→ Task directions:
Rewrite the lines from the line with "annotation: 2DEG xyxy=(727,250,738,290)" to the line with "annotation: 2DEG xyxy=(234,230,245,270)", replacing "calculated" with "computed" and leaving everything else unchanged.

→ Annotated element entries:
* start *
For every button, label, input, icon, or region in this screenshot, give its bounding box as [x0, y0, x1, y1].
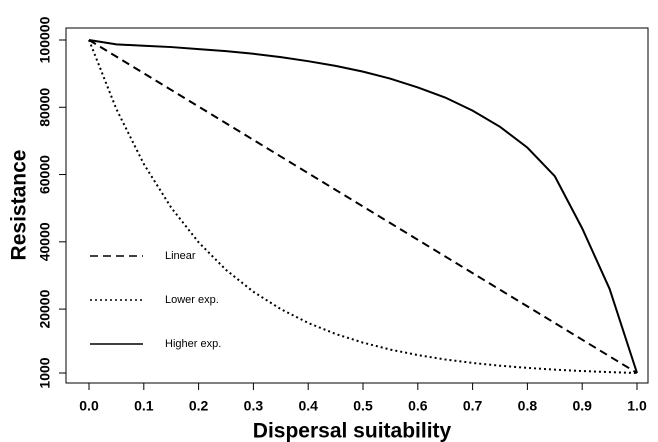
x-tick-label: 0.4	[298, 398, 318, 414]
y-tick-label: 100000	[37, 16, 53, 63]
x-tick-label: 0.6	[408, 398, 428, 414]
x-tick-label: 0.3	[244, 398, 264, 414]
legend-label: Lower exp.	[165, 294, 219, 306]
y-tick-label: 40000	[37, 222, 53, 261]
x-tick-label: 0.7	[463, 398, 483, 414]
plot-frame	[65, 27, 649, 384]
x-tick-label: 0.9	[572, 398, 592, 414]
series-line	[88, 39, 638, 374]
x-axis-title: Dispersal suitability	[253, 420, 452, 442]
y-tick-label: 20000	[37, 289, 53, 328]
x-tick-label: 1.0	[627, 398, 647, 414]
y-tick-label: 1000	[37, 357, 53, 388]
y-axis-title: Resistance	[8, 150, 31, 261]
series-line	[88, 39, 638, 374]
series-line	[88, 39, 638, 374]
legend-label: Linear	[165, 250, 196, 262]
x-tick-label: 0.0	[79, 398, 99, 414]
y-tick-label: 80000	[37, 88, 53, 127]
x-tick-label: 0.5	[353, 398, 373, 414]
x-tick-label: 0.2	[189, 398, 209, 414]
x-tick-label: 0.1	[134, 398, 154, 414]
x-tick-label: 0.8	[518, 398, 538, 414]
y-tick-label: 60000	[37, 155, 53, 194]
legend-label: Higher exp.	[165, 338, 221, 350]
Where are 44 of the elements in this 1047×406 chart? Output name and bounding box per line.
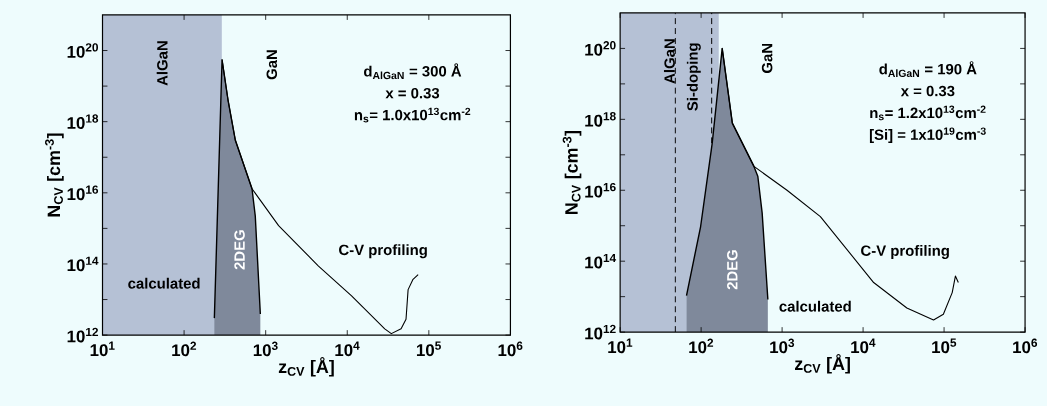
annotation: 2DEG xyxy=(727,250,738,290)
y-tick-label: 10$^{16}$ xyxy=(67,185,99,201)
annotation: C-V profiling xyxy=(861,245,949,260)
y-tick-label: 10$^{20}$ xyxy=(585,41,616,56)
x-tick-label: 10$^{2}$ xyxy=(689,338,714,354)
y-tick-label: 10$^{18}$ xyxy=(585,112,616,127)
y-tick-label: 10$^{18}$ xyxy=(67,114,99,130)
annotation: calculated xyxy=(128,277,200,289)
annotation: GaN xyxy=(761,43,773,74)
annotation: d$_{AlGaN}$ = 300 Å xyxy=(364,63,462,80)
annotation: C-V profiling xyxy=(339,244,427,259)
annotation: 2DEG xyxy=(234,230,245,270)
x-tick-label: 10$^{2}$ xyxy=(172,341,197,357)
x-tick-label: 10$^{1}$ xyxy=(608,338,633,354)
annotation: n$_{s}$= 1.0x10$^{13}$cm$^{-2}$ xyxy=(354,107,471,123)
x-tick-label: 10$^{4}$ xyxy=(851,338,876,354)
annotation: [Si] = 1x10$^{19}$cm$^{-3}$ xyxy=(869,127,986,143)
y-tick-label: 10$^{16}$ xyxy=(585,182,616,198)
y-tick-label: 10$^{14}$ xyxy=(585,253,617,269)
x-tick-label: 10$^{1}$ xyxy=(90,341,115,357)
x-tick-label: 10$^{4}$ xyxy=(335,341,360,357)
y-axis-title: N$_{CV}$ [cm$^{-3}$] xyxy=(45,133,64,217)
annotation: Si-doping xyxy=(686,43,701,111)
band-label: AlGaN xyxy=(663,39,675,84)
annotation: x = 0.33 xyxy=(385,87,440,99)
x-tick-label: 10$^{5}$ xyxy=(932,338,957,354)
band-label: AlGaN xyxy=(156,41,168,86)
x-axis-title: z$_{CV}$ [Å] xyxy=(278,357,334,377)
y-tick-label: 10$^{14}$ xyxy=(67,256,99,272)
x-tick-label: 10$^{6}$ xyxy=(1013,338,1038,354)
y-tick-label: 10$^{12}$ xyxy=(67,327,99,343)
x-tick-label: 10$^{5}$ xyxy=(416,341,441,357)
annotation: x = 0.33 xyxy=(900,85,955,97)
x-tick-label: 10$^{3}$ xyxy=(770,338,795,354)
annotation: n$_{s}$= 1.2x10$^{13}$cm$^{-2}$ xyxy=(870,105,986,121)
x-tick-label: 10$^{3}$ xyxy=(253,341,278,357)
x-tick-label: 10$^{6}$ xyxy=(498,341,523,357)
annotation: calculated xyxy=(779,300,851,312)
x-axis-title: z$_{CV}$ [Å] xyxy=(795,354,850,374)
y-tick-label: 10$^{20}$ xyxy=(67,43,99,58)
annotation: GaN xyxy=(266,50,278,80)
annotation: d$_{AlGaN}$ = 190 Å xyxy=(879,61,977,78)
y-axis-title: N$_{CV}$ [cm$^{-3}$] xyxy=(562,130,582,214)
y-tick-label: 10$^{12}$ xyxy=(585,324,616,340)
* end *
* start *
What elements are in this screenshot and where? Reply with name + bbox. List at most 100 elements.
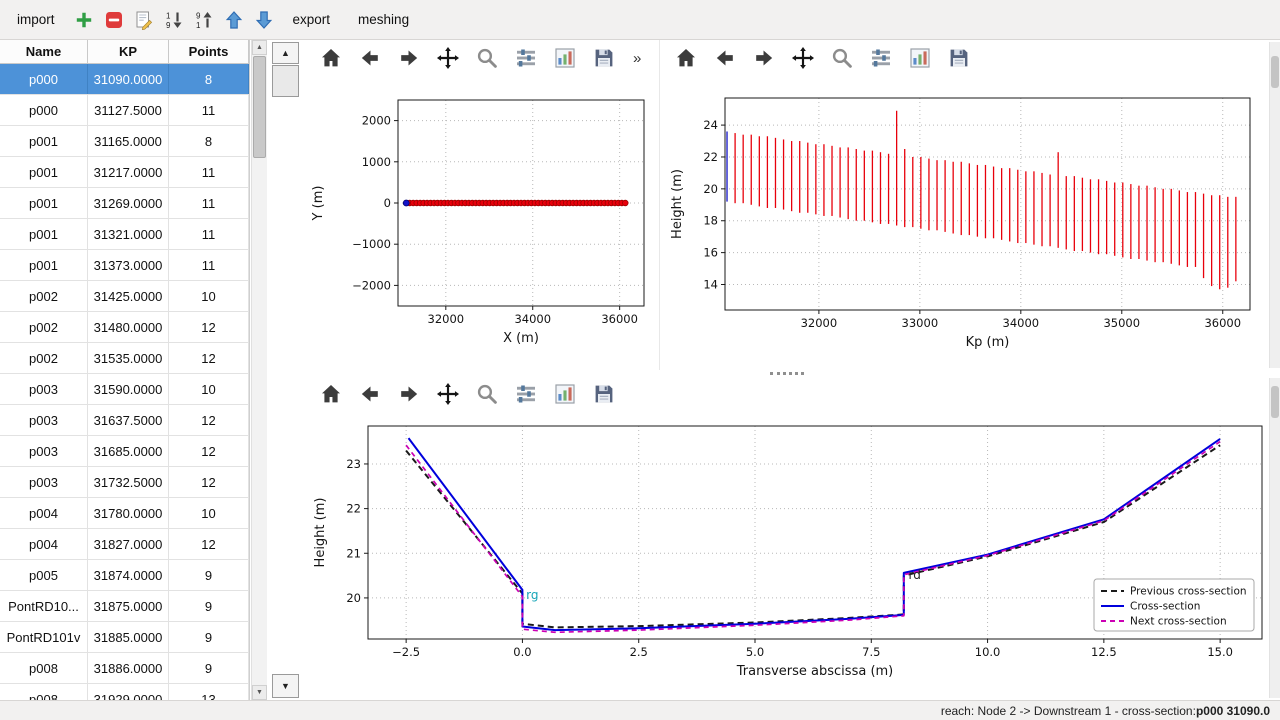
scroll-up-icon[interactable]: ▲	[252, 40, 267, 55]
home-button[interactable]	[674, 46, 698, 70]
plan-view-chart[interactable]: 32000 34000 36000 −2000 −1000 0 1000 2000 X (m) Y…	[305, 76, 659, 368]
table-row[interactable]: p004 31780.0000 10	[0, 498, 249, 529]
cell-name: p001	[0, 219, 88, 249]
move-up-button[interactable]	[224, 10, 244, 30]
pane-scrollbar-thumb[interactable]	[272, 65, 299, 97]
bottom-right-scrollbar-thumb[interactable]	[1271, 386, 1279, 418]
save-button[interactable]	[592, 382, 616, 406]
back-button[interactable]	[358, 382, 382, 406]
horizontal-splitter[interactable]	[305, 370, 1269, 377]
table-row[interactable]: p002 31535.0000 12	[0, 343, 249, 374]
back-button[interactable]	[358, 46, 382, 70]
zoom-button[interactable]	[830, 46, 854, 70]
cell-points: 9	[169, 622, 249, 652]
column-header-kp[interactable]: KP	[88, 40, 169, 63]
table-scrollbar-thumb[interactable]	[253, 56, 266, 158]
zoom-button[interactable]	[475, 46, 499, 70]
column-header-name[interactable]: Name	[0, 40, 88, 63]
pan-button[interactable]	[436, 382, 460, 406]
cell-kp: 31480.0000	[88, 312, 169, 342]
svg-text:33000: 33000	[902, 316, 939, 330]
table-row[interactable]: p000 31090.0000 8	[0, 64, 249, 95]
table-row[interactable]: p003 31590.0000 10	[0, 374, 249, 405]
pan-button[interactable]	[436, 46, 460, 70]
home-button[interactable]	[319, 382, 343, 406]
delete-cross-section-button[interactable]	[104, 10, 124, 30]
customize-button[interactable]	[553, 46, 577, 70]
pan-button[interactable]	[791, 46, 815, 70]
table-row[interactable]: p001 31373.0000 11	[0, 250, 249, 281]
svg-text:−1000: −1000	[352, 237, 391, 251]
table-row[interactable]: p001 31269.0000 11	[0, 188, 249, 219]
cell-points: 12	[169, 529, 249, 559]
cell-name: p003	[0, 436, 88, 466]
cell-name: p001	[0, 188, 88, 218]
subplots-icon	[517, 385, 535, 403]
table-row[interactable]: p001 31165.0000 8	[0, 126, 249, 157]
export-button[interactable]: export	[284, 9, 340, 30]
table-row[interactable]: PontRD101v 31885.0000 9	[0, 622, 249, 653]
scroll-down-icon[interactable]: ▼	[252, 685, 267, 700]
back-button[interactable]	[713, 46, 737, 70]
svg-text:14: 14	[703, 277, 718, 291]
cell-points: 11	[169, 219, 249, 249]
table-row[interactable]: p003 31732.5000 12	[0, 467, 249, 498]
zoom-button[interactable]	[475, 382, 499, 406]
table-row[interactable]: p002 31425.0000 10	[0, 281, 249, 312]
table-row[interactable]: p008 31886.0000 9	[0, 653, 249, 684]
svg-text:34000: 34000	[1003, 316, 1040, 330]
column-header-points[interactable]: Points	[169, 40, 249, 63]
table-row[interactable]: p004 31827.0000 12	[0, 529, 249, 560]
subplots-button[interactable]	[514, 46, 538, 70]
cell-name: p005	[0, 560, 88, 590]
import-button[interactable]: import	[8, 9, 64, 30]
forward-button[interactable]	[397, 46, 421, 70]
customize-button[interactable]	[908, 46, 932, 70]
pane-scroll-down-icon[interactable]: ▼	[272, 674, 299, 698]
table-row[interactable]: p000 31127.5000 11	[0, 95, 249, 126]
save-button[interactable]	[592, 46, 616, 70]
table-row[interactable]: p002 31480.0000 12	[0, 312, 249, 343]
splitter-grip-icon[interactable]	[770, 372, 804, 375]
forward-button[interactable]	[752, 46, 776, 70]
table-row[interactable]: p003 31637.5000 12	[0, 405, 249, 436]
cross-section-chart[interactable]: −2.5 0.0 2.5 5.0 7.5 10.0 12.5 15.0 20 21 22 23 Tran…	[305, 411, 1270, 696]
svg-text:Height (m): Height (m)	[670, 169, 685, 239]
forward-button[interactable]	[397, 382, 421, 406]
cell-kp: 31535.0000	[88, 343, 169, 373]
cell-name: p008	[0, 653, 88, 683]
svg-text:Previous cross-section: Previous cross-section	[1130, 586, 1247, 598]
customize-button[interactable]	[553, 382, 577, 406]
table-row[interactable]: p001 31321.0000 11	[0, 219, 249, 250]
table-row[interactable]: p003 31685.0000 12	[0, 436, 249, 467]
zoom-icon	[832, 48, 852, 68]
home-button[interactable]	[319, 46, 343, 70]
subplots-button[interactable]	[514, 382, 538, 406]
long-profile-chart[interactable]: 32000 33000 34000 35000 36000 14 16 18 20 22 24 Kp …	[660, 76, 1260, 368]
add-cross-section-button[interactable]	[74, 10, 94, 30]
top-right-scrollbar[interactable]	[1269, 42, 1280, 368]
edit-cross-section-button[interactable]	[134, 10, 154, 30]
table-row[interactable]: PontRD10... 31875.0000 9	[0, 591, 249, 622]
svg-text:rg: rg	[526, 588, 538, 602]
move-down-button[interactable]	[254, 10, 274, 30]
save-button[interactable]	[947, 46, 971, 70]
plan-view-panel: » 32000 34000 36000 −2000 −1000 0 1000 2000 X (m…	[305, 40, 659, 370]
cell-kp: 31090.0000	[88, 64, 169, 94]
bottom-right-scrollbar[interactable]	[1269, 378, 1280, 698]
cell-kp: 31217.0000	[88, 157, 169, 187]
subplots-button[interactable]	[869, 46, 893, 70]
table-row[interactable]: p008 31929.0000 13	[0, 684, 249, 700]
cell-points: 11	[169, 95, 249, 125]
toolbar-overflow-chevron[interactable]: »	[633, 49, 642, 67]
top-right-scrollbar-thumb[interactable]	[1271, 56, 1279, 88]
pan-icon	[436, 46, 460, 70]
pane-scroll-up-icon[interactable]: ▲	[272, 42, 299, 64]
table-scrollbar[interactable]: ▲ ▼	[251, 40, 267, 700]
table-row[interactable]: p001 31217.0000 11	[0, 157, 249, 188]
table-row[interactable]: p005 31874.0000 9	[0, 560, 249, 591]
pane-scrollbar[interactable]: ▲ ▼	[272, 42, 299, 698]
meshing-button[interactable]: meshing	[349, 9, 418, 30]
* end *
→ Task output:
annotation: 2DEG xyxy=(727,250,738,290)
y-tick-label: 10$^{16}$ xyxy=(67,185,99,201)
annotation: C-V profiling xyxy=(861,245,949,260)
y-tick-label: 10$^{20}$ xyxy=(585,41,616,56)
x-tick-label: 10$^{2}$ xyxy=(689,338,714,354)
y-tick-label: 10$^{18}$ xyxy=(585,112,616,127)
y-tick-label: 10$^{18}$ xyxy=(67,114,99,130)
annotation: computed xyxy=(128,277,200,289)
annotation: GaN xyxy=(761,43,773,74)
annotation: d$_{AlGaN}$ = 300 Å xyxy=(364,63,462,80)
annotation: C-V profiling xyxy=(339,244,427,259)
annotation: 2DEG xyxy=(234,230,245,270)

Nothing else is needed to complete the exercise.